→ **PROBLEM DETAILS**: Only the number is wanted: count the lines that contain "WAFER".

→ **AVAILABLE RECORDS**:

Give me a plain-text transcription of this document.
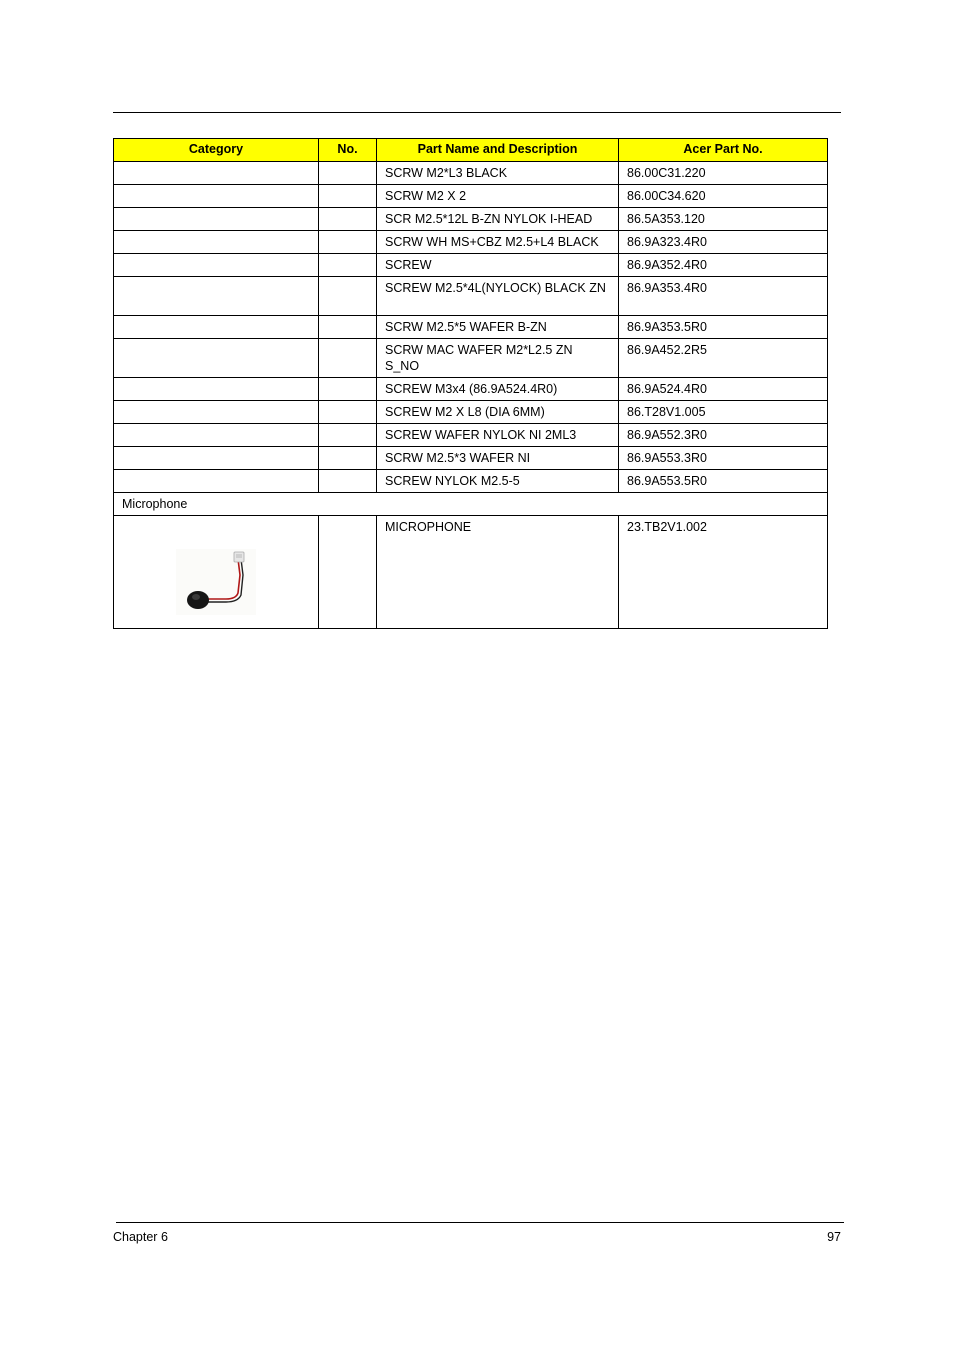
Category	No.	Part Name and Description	Acer Part No.
		SCRW M2*L3 BLACK	86.00C31.220
		SCRW M2 X 2	86.00C34.620
		SCR M2.5*12L B-ZN NYLOK I-HEAD	86.5A353.120
		SCRW WH MS+CBZ M2.5+L4 BLACK	86.9A323.4R0
		SCREW	86.9A352.4R0
		SCREW M2.5*4L(NYLOCK) BLACK ZN	86.9A353.4R0
		SCRW M2.5*5 WAFER B-ZN	86.9A353.5R0
		SCRW MAC WAFER M2*L2.5 ZN S_NO	86.9A452.2R5
		SCREW M3x4 (86.9A524.4R0)	86.9A524.4R0
		SCREW M2 X L8 (DIA 6MM)	86.T28V1.005
		SCREW WAFER NYLOK NI 2ML3	86.9A552.3R0
		SCRW M2.5*3 WAFER NI	86.9A553.3R0
		SCREW NYLOK M2.5-5	86.9A553.5R0
Microphone			

		MICROPHONE	23.TB2V1.002
Chapter 6	97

→ **REPLY**: 4